● **Given instruction**:
Return each of the items below word for word, keeping their order.

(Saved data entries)
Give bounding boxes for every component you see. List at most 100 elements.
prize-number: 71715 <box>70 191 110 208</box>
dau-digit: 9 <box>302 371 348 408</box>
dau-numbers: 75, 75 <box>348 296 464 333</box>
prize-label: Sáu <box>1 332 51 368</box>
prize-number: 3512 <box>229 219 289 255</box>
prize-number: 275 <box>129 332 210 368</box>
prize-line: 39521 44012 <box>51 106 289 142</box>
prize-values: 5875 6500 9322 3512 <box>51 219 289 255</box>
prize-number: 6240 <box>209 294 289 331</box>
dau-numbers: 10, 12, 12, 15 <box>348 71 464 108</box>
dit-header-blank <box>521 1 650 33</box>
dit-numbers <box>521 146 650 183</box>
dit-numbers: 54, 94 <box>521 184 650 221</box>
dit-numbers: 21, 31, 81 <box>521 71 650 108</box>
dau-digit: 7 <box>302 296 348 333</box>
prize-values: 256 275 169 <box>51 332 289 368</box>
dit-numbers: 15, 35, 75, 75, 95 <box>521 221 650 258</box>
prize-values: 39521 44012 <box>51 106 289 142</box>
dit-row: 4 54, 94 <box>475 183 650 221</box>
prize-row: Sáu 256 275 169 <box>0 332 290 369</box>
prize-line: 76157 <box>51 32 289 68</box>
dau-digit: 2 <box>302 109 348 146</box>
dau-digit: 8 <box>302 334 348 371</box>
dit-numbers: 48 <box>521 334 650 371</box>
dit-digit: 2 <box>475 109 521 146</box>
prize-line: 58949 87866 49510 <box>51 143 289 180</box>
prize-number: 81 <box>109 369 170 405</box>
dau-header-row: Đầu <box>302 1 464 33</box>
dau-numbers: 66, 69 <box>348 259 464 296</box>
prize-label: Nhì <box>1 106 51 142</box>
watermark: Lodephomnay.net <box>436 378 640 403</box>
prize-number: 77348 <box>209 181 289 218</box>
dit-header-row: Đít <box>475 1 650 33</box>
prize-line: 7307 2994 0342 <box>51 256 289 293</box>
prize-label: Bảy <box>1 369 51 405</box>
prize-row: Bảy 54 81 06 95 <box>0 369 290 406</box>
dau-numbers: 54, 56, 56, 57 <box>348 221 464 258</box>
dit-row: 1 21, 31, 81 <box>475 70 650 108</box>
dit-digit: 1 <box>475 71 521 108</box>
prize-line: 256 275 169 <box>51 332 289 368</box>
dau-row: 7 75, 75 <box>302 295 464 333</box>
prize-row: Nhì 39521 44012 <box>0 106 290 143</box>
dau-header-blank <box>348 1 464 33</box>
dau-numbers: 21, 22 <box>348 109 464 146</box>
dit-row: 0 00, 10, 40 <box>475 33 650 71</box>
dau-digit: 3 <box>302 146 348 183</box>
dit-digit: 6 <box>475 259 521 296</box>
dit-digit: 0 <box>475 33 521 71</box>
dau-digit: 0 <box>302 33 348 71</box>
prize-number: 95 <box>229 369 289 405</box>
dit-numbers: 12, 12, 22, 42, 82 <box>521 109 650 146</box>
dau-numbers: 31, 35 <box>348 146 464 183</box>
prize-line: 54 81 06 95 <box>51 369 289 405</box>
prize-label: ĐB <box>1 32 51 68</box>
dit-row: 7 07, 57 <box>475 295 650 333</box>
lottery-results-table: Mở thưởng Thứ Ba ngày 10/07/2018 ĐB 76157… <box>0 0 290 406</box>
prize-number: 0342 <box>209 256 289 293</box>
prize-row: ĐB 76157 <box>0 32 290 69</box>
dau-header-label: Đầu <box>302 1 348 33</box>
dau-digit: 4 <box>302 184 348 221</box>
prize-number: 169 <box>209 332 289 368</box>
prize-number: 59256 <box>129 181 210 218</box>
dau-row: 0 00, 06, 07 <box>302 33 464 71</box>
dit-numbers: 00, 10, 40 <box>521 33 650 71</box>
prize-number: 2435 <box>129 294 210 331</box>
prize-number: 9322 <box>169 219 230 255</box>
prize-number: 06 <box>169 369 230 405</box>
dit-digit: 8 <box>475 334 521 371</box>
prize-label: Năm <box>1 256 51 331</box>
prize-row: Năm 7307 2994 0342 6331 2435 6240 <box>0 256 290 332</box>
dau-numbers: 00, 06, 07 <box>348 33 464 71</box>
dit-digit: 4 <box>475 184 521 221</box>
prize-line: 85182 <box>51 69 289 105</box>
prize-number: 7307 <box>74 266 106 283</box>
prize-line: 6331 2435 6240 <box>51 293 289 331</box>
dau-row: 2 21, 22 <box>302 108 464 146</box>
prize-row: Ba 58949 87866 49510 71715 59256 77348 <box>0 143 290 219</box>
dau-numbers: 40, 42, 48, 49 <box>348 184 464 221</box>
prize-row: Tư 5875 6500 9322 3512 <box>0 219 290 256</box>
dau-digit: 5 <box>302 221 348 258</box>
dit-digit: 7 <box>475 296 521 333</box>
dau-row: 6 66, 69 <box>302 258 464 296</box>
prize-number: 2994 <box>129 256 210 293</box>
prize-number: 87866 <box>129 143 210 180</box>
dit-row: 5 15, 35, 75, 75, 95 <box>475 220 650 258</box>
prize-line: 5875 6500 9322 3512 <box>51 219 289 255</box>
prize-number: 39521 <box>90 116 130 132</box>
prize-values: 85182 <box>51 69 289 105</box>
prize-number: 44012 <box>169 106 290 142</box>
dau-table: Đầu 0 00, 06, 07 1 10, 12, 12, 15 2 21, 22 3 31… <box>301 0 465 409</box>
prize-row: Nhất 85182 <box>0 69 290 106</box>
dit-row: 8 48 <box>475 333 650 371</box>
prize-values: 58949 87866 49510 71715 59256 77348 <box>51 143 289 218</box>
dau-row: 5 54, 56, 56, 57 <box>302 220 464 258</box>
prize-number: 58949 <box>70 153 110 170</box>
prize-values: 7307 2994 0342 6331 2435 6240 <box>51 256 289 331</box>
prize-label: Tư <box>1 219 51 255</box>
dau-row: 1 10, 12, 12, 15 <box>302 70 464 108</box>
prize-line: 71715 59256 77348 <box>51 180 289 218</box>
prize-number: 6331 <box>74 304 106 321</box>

● **Worked answer**:
Give bounding boxes for every component you see. List at most 100 elements.
prize-number: 71715 <box>70 191 110 208</box>
dau-digit: 9 <box>302 371 348 408</box>
dau-numbers: 75, 75 <box>348 296 464 333</box>
prize-label: Sáu <box>1 332 51 368</box>
prize-number: 3512 <box>229 219 289 255</box>
prize-number: 275 <box>129 332 210 368</box>
prize-line: 39521 44012 <box>51 106 289 142</box>
prize-values: 5875 6500 9322 3512 <box>51 219 289 255</box>
prize-number: 6240 <box>209 294 289 331</box>
dau-numbers: 10, 12, 12, 15 <box>348 71 464 108</box>
dit-header-blank <box>521 1 650 33</box>
dit-numbers <box>521 146 650 183</box>
dit-numbers: 54, 94 <box>521 184 650 221</box>
dit-numbers: 21, 31, 81 <box>521 71 650 108</box>
dau-digit: 7 <box>302 296 348 333</box>
prize-values: 256 275 169 <box>51 332 289 368</box>
dit-numbers: 15, 35, 75, 75, 95 <box>521 221 650 258</box>
prize-values: 39521 44012 <box>51 106 289 142</box>
dit-row: 4 54, 94 <box>475 183 650 221</box>
prize-row: Sáu 256 275 169 <box>0 332 290 369</box>
prize-line: 76157 <box>51 32 289 68</box>
dau-digit: 2 <box>302 109 348 146</box>
dau-digit: 8 <box>302 334 348 371</box>
dit-numbers: 48 <box>521 334 650 371</box>
dit-digit: 2 <box>475 109 521 146</box>
prize-line: 58949 87866 49510 <box>51 143 289 180</box>
prize-number: 81 <box>109 369 170 405</box>
dau-header-row: Đầu <box>302 1 464 33</box>
dau-numbers: 66, 69 <box>348 259 464 296</box>
prize-label: Nhì <box>1 106 51 142</box>
watermark: Lodephomnay.net <box>436 378 640 403</box>
prize-number: 77348 <box>209 181 289 218</box>
dit-header-row: Đít <box>475 1 650 33</box>
prize-line: 7307 2994 0342 <box>51 256 289 293</box>
prize-label: Bảy <box>1 369 51 405</box>
prize-row: Bảy 54 81 06 95 <box>0 369 290 406</box>
dau-numbers: 54, 56, 56, 57 <box>348 221 464 258</box>
dit-row: 1 21, 31, 81 <box>475 70 650 108</box>
dit-digit: 1 <box>475 71 521 108</box>
prize-line: 256 275 169 <box>51 332 289 368</box>
dau-row: 7 75, 75 <box>302 295 464 333</box>
prize-row: Nhì 39521 44012 <box>0 106 290 143</box>
dau-header-blank <box>348 1 464 33</box>
dau-numbers: 21, 22 <box>348 109 464 146</box>
dit-row: 0 00, 10, 40 <box>475 33 650 71</box>
dau-digit: 3 <box>302 146 348 183</box>
dit-digit: 6 <box>475 259 521 296</box>
dit-digit: 0 <box>475 33 521 71</box>
dau-digit: 0 <box>302 33 348 71</box>
prize-number: 95 <box>229 369 289 405</box>
dit-numbers: 12, 12, 22, 42, 82 <box>521 109 650 146</box>
dau-numbers: 31, 35 <box>348 146 464 183</box>
prize-line: 54 81 06 95 <box>51 369 289 405</box>
prize-label: ĐB <box>1 32 51 68</box>
dit-row: 7 07, 57 <box>475 295 650 333</box>
lottery-results-table: Mở thưởng Thứ Ba ngày 10/07/2018 ĐB 76157… <box>0 0 290 406</box>
prize-number: 0342 <box>209 256 289 293</box>
prize-row: ĐB 76157 <box>0 32 290 69</box>
dau-header-label: Đầu <box>302 1 348 33</box>
dau-digit: 4 <box>302 184 348 221</box>
prize-number: 169 <box>209 332 289 368</box>
prize-number: 59256 <box>129 181 210 218</box>
dau-row: 0 00, 06, 07 <box>302 33 464 71</box>
dit-numbers: 00, 10, 40 <box>521 33 650 71</box>
prize-number: 2435 <box>129 294 210 331</box>
prize-number: 9322 <box>169 219 230 255</box>
prize-number: 06 <box>169 369 230 405</box>
dit-digit: 8 <box>475 334 521 371</box>
prize-label: Năm <box>1 256 51 331</box>
prize-row: Năm 7307 2994 0342 6331 2435 6240 <box>0 256 290 332</box>
dau-numbers: 00, 06, 07 <box>348 33 464 71</box>
dit-digit: 4 <box>475 184 521 221</box>
prize-line: 85182 <box>51 69 289 105</box>
prize-number: 7307 <box>74 266 106 283</box>
prize-line: 6331 2435 6240 <box>51 293 289 331</box>
dau-row: 2 21, 22 <box>302 108 464 146</box>
prize-row: Ba 58949 87866 49510 71715 59256 77348 <box>0 143 290 219</box>
dau-numbers: 40, 42, 48, 49 <box>348 184 464 221</box>
prize-row: Tư 5875 6500 9322 3512 <box>0 219 290 256</box>
dau-digit: 5 <box>302 221 348 258</box>
dit-digit: 7 <box>475 296 521 333</box>
dau-row: 6 66, 69 <box>302 258 464 296</box>
prize-number: 2994 <box>129 256 210 293</box>
prize-number: 87866 <box>129 143 210 180</box>
dit-row: 5 15, 35, 75, 75, 95 <box>475 220 650 258</box>
prize-line: 5875 6500 9322 3512 <box>51 219 289 255</box>
prize-number: 39521 <box>90 116 130 132</box>
prize-values: 85182 <box>51 69 289 105</box>
prize-number: 44012 <box>169 106 290 142</box>
dau-table: Đầu 0 00, 06, 07 1 10, 12, 12, 15 2 21, 22 3 31… <box>301 0 465 409</box>
prize-row: Nhất 85182 <box>0 69 290 106</box>
dit-row: 8 48 <box>475 333 650 371</box>
prize-values: 58949 87866 49510 71715 59256 77348 <box>51 143 289 218</box>
dau-row: 5 54, 56, 56, 57 <box>302 220 464 258</box>
prize-number: 58949 <box>70 153 110 170</box>
prize-values: 7307 2994 0342 6331 2435 6240 <box>51 256 289 331</box>
prize-label: Tư <box>1 219 51 255</box>
dau-row: 1 10, 12, 12, 15 <box>302 70 464 108</box>
prize-line: 71715 59256 77348 <box>51 180 289 218</box>
prize-number: 6331 <box>74 304 106 321</box>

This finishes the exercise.